### Task instructions
Are you able to retype all the records below exactly?

### Data extract
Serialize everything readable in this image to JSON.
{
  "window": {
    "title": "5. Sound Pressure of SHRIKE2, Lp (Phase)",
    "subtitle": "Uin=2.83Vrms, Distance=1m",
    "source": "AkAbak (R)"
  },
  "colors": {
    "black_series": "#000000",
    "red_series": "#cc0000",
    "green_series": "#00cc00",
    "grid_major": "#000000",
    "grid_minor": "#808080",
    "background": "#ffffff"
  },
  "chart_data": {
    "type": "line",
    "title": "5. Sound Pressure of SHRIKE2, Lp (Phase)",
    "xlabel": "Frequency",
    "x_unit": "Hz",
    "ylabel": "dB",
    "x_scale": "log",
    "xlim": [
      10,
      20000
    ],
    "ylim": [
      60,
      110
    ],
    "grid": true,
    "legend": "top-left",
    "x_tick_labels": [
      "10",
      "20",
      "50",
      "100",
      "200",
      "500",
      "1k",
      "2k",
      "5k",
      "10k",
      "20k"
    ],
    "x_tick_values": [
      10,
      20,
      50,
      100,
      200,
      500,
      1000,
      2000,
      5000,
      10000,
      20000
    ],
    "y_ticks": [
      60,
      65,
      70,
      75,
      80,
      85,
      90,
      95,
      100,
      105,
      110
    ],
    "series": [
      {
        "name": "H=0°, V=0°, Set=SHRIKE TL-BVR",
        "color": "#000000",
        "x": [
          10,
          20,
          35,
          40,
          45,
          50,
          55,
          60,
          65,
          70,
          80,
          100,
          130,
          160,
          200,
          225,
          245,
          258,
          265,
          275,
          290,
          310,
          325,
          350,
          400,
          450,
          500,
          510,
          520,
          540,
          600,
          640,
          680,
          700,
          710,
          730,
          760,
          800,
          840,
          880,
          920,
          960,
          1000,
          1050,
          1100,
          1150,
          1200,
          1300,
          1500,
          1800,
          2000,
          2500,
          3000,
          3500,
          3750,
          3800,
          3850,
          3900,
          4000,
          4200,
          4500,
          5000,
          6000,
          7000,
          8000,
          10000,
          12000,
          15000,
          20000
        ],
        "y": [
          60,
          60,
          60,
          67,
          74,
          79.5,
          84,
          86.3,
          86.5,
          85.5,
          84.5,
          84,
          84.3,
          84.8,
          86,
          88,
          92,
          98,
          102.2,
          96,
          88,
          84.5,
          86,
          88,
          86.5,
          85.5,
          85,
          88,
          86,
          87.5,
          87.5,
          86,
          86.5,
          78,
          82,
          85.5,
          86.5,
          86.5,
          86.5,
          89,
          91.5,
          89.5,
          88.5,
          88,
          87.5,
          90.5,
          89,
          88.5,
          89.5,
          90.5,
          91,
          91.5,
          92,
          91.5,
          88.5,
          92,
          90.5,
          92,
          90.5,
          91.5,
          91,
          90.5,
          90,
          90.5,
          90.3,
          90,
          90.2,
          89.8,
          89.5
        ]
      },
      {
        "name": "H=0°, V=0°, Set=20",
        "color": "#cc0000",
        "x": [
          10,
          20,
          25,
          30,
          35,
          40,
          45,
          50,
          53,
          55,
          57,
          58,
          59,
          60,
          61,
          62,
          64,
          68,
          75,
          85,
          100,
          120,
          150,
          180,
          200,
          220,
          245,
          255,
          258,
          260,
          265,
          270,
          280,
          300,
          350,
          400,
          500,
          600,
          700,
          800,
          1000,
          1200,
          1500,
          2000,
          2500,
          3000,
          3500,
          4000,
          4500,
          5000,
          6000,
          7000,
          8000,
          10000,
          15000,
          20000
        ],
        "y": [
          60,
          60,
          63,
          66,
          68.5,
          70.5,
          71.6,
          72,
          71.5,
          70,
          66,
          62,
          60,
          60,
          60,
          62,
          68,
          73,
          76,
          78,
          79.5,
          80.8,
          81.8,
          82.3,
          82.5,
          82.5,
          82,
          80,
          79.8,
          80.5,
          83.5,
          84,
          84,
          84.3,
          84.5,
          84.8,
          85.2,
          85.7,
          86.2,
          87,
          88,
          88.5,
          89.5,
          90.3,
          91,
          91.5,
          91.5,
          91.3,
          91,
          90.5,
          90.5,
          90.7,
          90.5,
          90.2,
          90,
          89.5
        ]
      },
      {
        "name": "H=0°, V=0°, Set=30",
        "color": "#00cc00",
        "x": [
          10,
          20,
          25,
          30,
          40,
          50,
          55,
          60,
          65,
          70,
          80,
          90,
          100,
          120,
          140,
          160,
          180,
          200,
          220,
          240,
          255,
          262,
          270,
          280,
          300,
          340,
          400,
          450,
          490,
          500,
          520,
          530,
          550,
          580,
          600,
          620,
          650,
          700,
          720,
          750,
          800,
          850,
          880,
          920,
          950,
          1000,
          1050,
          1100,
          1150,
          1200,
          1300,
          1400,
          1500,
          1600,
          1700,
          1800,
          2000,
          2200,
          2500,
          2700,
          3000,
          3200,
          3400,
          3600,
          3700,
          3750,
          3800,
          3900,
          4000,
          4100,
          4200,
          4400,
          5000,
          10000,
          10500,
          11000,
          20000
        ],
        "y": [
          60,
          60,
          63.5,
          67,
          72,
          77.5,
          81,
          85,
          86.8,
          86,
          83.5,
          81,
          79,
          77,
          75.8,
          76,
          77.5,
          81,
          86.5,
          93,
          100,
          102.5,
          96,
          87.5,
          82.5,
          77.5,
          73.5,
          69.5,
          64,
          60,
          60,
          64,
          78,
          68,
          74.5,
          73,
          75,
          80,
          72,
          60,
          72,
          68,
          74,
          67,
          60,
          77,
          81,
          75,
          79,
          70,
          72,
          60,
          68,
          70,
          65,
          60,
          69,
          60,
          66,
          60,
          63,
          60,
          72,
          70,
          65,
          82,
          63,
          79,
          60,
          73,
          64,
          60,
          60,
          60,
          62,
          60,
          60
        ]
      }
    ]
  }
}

### Reply to the exercise
Serialize everything readable in this image to JSON.
{
  "window": {
    "title": "5. Sound Pressure of SHRIKE2, Lp (Phase)",
    "subtitle": "Uin=2.83Vrms, Distance=1m",
    "source": "AkAbak (R)"
  },
  "colors": {
    "black_series": "#000000",
    "red_series": "#cc0000",
    "green_series": "#00cc00",
    "grid_major": "#000000",
    "grid_minor": "#808080",
    "background": "#ffffff"
  },
  "chart_data": {
    "type": "line",
    "title": "5. Sound Pressure of SHRIKE2, Lp (Phase)",
    "xlabel": "Frequency",
    "x_unit": "Hz",
    "ylabel": "dB",
    "x_scale": "log",
    "xlim": [
      10,
      20000
    ],
    "ylim": [
      60,
      110
    ],
    "grid": true,
    "legend": "top-left",
    "x_tick_labels": [
      "10",
      "20",
      "50",
      "100",
      "200",
      "500",
      "1k",
      "2k",
      "5k",
      "10k",
      "20k"
    ],
    "x_tick_values": [
      10,
      20,
      50,
      100,
      200,
      500,
      1000,
      2000,
      5000,
      10000,
      20000
    ],
    "y_ticks": [
      60,
      65,
      70,
      75,
      80,
      85,
      90,
      95,
      100,
      105,
      110
    ],
    "series": [
      {
        "name": "H=0°, V=0°, Set=SHRIKE TL-BVR",
        "color": "#000000",
        "x": [
          10,
          20,
          35,
          40,
          45,
          50,
          55,
          60,
          65,
          70,
          80,
          100,
          130,
          160,
          200,
          225,
          245,
          258,
          265,
          275,
          290,
          310,
          325,
          350,
          400,
          450,
          500,
          510,
          520,
          540,
          600,
          640,
          680,
          700,
          710,
          730,
          760,
          800,
          840,
          880,
          920,
          960,
          1000,
          1050,
          1100,
          1150,
          1200,
          1300,
          1500,
          1800,
          2000,
          2500,
          3000,
          3500,
          3750,
          3800,
          3850,
          3900,
          4000,
          4200,
          4500,
          5000,
          6000,
          7000,
          8000,
          10000,
          12000,
          15000,
          20000
        ],
        "y": [
          60,
          60,
          60,
          67,
          74,
          79.5,
          84,
          86.3,
          86.5,
          85.5,
          84.5,
          84,
          84.3,
          84.8,
          86,
          88,
          92,
          98,
          102.2,
          96,
          88,
          84.5,
          86,
          88,
          86.5,
          85.5,
          85,
          88,
          86,
          87.5,
          87.5,
          86,
          86.5,
          78,
          82,
          85.5,
          86.5,
          86.5,
          86.5,
          89,
          91.5,
          89.5,
          88.5,
          88,
          87.5,
          90.5,
          89,
          88.5,
          89.5,
          90.5,
          91,
          91.5,
          92,
          91.5,
          88.5,
          92,
          90.5,
          92,
          90.5,
          91.5,
          91,
          90.5,
          90,
          90.5,
          90.3,
          90,
          90.2,
          89.8,
          89.5
        ]
      },
      {
        "name": "H=0°, V=0°, Set=20",
        "color": "#cc0000",
        "x": [
          10,
          20,
          25,
          30,
          35,
          40,
          45,
          50,
          53,
          55,
          57,
          58,
          59,
          60,
          61,
          62,
          64,
          68,
          75,
          85,
          100,
          120,
          150,
          180,
          200,
          220,
          245,
          255,
          258,
          260,
          265,
          270,
          280,
          300,
          350,
          400,
          500,
          600,
          700,
          800,
          1000,
          1200,
          1500,
          2000,
          2500,
          3000,
          3500,
          4000,
          4500,
          5000,
          6000,
          7000,
          8000,
          10000,
          15000,
          20000
        ],
        "y": [
          60,
          60,
          63,
          66,
          68.5,
          70.5,
          71.6,
          72,
          71.5,
          70,
          66,
          62,
          60,
          60,
          60,
          62,
          68,
          73,
          76,
          78,
          79.5,
          80.8,
          81.8,
          82.3,
          82.5,
          82.5,
          82,
          80,
          79.8,
          80.5,
          83.5,
          84,
          84,
          84.3,
          84.5,
          84.8,
          85.2,
          85.7,
          86.2,
          87,
          88,
          88.5,
          89.5,
          90.3,
          91,
          91.5,
          91.5,
          91.3,
          91,
          90.5,
          90.5,
          90.7,
          90.5,
          90.2,
          90,
          89.5
        ]
      },
      {
        "name": "H=0°, V=0°, Set=30",
        "color": "#00cc00",
        "x": [
          10,
          20,
          25,
          30,
          40,
          50,
          55,
          60,
          65,
          70,
          80,
          90,
          100,
          120,
          140,
          160,
          180,
          200,
          220,
          240,
          255,
          262,
          270,
          280,
          300,
          340,
          400,
          450,
          490,
          500,
          520,
          530,
          550,
          580,
          600,
          620,
          650,
          700,
          720,
          750,
          800,
          850,
          880,
          920,
          950,
          1000,
          1050,
          1100,
          1150,
          1200,
          1300,
          1400,
          1500,
          1600,
          1700,
          1800,
          2000,
          2200,
          2500,
          2700,
          3000,
          3200,
          3400,
          3600,
          3700,
          3750,
          3800,
          3900,
          4000,
          4100,
          4200,
          4400,
          5000,
          10000,
          10500,
          11000,
          20000
        ],
        "y": [
          60,
          60,
          63.5,
          67,
          72,
          77.5,
          81,
          85,
          86.8,
          86,
          83.5,
          81,
          79,
          77,
          75.8,
          76,
          77.5,
          81,
          86.5,
          93,
          100,
          102.5,
          96,
          87.5,
          82.5,
          77.5,
          73.5,
          69.5,
          64,
          60,
          60,
          64,
          78,
          68,
          74.5,
          73,
          75,
          80,
          72,
          60,
          72,
          68,
          74,
          67,
          60,
          77,
          81,
          75,
          79,
          70,
          72,
          60,
          68,
          70,
          65,
          60,
          69,
          60,
          66,
          60,
          63,
          60,
          72,
          70,
          65,
          82,
          63,
          79,
          60,
          73,
          64,
          60,
          60,
          60,
          62,
          60,
          60
        ]
      }
    ]
  }
}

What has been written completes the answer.